WORK REQUIRED -
Repeat every one of the lines below word for word, but leave out the pictures.

-- Start --

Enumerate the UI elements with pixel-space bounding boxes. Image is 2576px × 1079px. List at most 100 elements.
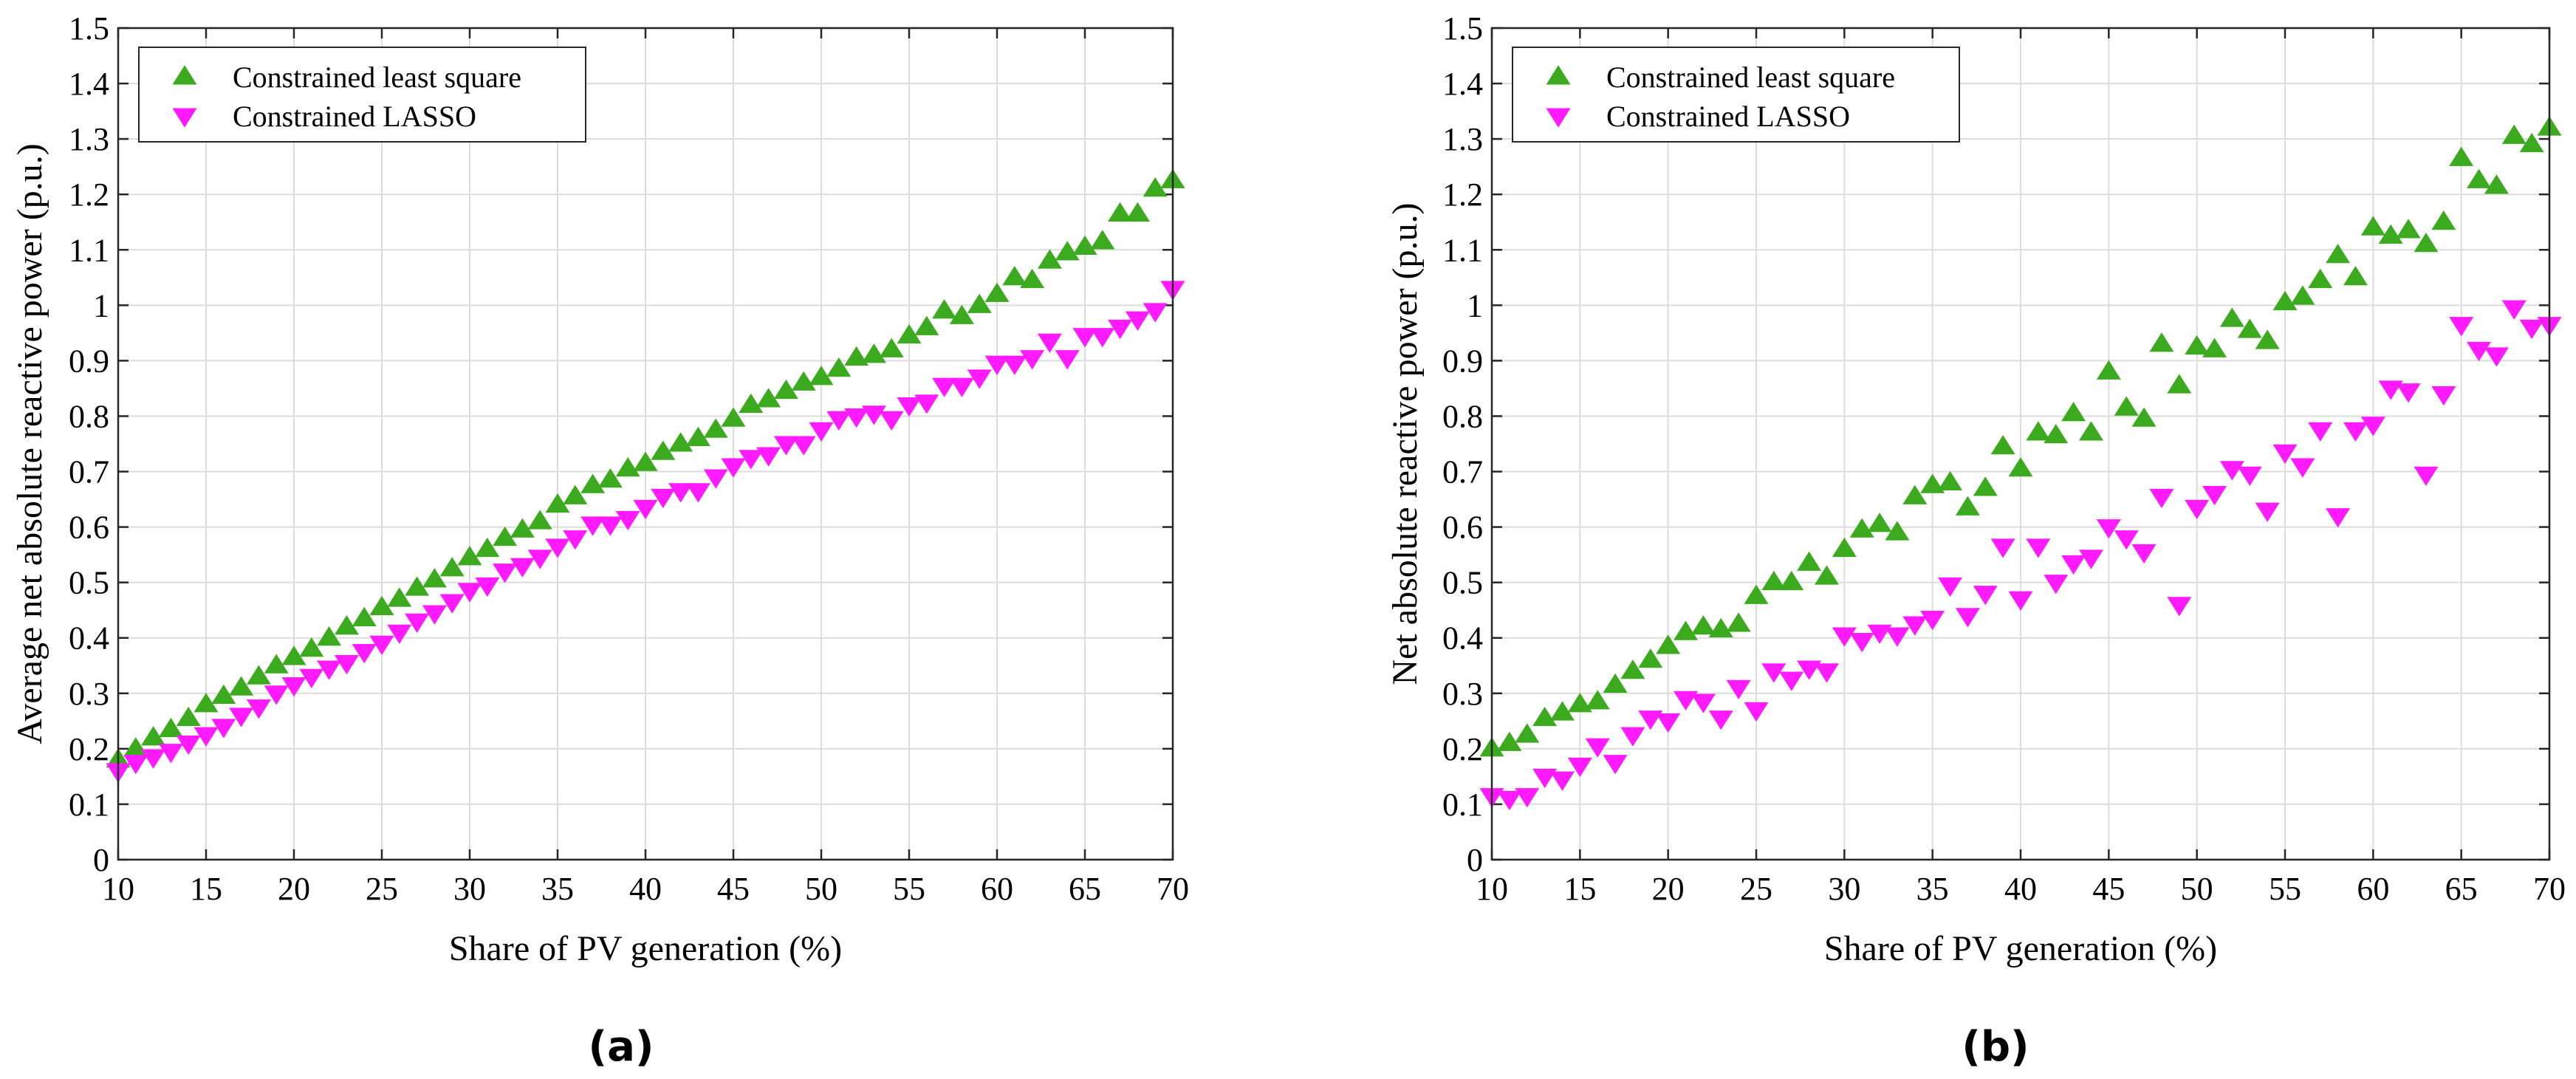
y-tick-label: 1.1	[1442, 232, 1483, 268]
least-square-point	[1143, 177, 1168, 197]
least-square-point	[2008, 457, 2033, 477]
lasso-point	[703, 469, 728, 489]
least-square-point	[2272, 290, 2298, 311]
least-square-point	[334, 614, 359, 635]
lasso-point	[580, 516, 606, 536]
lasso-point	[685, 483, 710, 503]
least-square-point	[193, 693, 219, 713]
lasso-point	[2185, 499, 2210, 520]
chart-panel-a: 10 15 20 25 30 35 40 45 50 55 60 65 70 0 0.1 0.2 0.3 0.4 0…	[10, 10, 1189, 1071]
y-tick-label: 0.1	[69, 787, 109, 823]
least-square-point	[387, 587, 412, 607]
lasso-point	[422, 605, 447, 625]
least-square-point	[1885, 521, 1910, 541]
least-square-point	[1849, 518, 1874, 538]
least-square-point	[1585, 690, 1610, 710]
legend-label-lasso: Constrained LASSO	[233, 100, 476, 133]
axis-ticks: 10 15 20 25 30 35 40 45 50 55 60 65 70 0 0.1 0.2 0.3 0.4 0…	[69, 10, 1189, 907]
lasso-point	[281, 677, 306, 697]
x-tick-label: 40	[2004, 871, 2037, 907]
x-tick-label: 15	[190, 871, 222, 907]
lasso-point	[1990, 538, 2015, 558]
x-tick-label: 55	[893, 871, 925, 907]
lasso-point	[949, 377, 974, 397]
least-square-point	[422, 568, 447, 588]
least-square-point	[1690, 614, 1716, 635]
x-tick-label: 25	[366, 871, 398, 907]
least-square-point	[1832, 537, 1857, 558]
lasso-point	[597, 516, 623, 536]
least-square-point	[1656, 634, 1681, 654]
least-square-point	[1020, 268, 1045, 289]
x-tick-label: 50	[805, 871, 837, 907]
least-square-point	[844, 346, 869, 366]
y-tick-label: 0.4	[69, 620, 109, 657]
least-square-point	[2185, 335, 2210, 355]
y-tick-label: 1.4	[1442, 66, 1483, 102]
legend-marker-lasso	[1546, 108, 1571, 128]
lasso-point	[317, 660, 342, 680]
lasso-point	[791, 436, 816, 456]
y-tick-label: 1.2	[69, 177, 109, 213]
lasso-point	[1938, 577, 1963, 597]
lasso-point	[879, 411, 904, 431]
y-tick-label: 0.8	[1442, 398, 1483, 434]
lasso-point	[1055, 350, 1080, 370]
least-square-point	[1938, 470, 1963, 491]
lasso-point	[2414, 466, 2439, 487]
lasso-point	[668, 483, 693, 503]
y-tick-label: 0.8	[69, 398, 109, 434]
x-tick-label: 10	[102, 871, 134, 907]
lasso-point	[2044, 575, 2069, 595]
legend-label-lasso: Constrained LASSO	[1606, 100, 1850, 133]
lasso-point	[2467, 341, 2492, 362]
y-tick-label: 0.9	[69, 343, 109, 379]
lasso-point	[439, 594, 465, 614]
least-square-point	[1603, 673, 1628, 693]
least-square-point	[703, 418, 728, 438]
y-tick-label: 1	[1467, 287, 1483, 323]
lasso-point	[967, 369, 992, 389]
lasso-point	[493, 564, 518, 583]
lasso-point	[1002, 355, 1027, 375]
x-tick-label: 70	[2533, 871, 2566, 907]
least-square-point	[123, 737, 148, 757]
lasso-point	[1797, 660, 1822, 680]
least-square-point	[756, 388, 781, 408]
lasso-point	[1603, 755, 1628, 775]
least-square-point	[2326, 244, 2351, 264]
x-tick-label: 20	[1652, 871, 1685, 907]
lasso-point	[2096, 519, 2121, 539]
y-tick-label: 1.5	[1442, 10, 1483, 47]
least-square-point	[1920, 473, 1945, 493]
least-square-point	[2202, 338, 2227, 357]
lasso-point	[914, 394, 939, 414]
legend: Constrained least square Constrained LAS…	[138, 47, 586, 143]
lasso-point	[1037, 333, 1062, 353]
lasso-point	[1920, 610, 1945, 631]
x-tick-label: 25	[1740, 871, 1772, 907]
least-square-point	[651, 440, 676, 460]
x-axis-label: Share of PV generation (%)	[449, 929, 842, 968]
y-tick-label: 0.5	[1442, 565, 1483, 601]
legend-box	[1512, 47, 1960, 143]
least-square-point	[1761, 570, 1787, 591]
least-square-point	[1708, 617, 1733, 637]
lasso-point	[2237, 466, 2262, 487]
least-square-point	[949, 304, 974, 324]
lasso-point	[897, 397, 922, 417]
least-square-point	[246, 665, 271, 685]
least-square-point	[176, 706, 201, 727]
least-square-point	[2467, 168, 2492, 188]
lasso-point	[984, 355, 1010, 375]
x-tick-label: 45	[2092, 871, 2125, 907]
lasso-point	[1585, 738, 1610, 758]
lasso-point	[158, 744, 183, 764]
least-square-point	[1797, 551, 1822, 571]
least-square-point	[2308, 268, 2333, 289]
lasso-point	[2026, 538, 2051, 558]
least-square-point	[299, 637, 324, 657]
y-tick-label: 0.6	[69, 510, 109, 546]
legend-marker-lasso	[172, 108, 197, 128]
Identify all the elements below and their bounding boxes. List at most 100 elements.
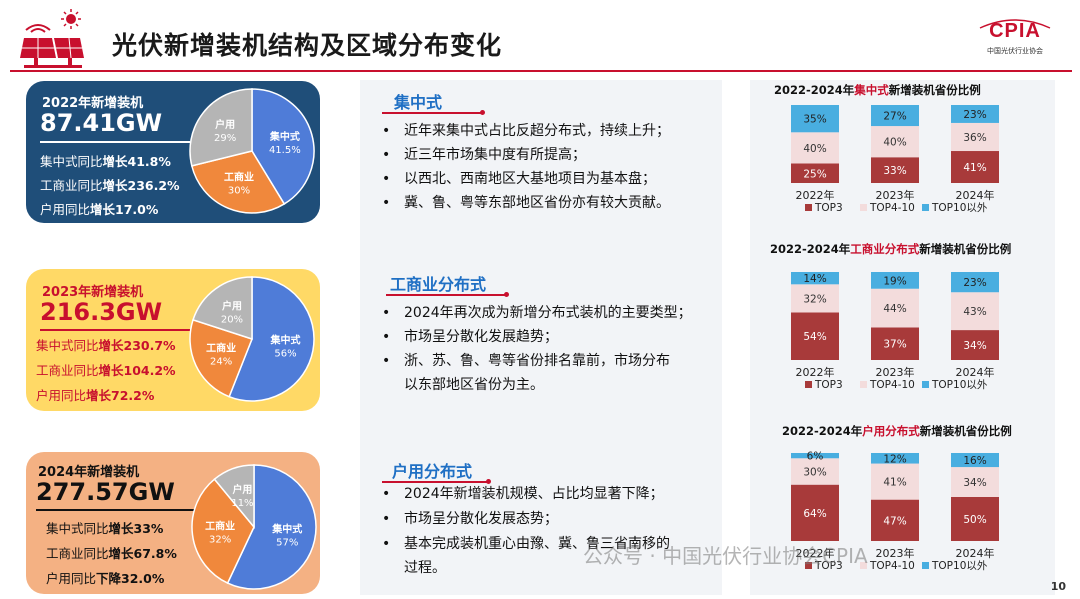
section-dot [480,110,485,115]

-- End --

WRITTEN SOLUTION -
Enumerate the UI elements with pixel-space bounding boxes. Image is 2576px × 1079px. List at most 100 elements.
y-tick-label: 1.1	[1442, 232, 1483, 268]
least-square-point	[1143, 177, 1168, 197]
least-square-point	[2008, 457, 2033, 477]
lasso-point	[703, 469, 728, 489]
least-square-point	[2272, 290, 2298, 311]
least-square-point	[334, 614, 359, 635]
lasso-point	[580, 516, 606, 536]
lasso-point	[685, 483, 710, 503]
least-square-point	[193, 693, 219, 713]
lasso-point	[2185, 499, 2210, 520]
chart-panel-a: 10 15 20 25 30 35 40 45 50 55 60 65 70 0 0.1 0.2 0.3 0.4 0…	[10, 10, 1189, 1071]
y-tick-label: 0.1	[69, 787, 109, 823]
least-square-point	[387, 587, 412, 607]
lasso-point	[422, 605, 447, 625]
least-square-point	[1885, 521, 1910, 541]
least-square-point	[1849, 518, 1874, 538]
least-square-point	[1585, 690, 1610, 710]
legend-label-lasso: Constrained LASSO	[233, 100, 476, 133]
axis-ticks: 10 15 20 25 30 35 40 45 50 55 60 65 70 0 0.1 0.2 0.3 0.4 0…	[69, 10, 1189, 907]
lasso-point	[281, 677, 306, 697]
x-tick-label: 40	[2004, 871, 2037, 907]
x-tick-label: 15	[190, 871, 222, 907]
lasso-point	[1990, 538, 2015, 558]
x-tick-label: 55	[893, 871, 925, 907]
lasso-point	[949, 377, 974, 397]
least-square-point	[422, 568, 447, 588]
least-square-point	[1690, 614, 1716, 635]
x-tick-label: 25	[366, 871, 398, 907]
least-square-point	[1832, 537, 1857, 558]
lasso-point	[597, 516, 623, 536]
least-square-point	[1656, 634, 1681, 654]
least-square-point	[1020, 268, 1045, 289]
x-tick-label: 50	[805, 871, 837, 907]
least-square-point	[844, 346, 869, 366]
y-tick-label: 0.4	[69, 620, 109, 657]
least-square-point	[2185, 335, 2210, 355]
y-tick-label: 1.4	[1442, 66, 1483, 102]
legend-marker-lasso	[1546, 108, 1571, 128]
lasso-point	[317, 660, 342, 680]
lasso-point	[791, 436, 816, 456]
y-tick-label: 1.2	[69, 177, 109, 213]
lasso-point	[1938, 577, 1963, 597]
lasso-point	[879, 411, 904, 431]
y-tick-label: 0.8	[1442, 398, 1483, 434]
lasso-point	[1055, 350, 1080, 370]
least-square-point	[1938, 470, 1963, 491]
lasso-point	[2414, 466, 2439, 487]
lasso-point	[668, 483, 693, 503]
y-tick-label: 0.8	[69, 398, 109, 434]
x-tick-label: 10	[102, 871, 134, 907]
lasso-point	[2044, 575, 2069, 595]
legend-label-lasso: Constrained LASSO	[1606, 100, 1850, 133]
lasso-point	[2467, 341, 2492, 362]
y-tick-label: 0.9	[69, 343, 109, 379]
lasso-point	[439, 594, 465, 614]
least-square-point	[1603, 673, 1628, 693]
least-square-point	[703, 418, 728, 438]
y-tick-label: 1	[1467, 287, 1483, 323]
lasso-point	[967, 369, 992, 389]
lasso-point	[493, 564, 518, 583]
lasso-point	[1002, 355, 1027, 375]
x-tick-label: 70	[2533, 871, 2566, 907]
least-square-point	[123, 737, 148, 757]
lasso-point	[1797, 660, 1822, 680]
least-square-point	[756, 388, 781, 408]
lasso-point	[1603, 755, 1628, 775]
least-square-point	[2326, 244, 2351, 264]
x-tick-label: 20	[1652, 871, 1685, 907]
lasso-point	[2096, 519, 2121, 539]
y-tick-label: 1.5	[1442, 10, 1483, 47]
least-square-point	[1920, 473, 1945, 493]
least-square-point	[2202, 338, 2227, 357]
lasso-point	[914, 394, 939, 414]
legend: Constrained least square Constrained LAS…	[138, 47, 586, 143]
lasso-point	[1037, 333, 1062, 353]
lasso-point	[1920, 610, 1945, 631]
x-tick-label: 25	[1740, 871, 1772, 907]
least-square-point	[651, 440, 676, 460]
x-axis-label: Share of PV generation (%)	[449, 929, 842, 968]
y-tick-label: 0.5	[1442, 565, 1483, 601]
legend-box	[1512, 47, 1960, 143]
least-square-point	[1761, 570, 1787, 591]
least-square-point	[1708, 617, 1733, 637]
lasso-point	[2237, 466, 2262, 487]
least-square-point	[949, 304, 974, 324]
lasso-point	[897, 397, 922, 417]
least-square-point	[246, 665, 271, 685]
least-square-point	[176, 706, 201, 727]
least-square-point	[2467, 168, 2492, 188]
lasso-point	[984, 355, 1010, 375]
x-tick-label: 45	[2092, 871, 2125, 907]
lasso-point	[1585, 738, 1610, 758]
lasso-point	[158, 744, 183, 764]
least-square-point	[1797, 551, 1822, 571]
least-square-point	[2308, 268, 2333, 289]
lasso-point	[2026, 538, 2051, 558]
least-square-point	[299, 637, 324, 657]
y-tick-label: 0.6	[69, 510, 109, 546]
legend-marker-lasso	[172, 108, 197, 128]
Identify all the elements below and their bounding boxes. List at most 100 elements.
section-dot [480,110,485,115]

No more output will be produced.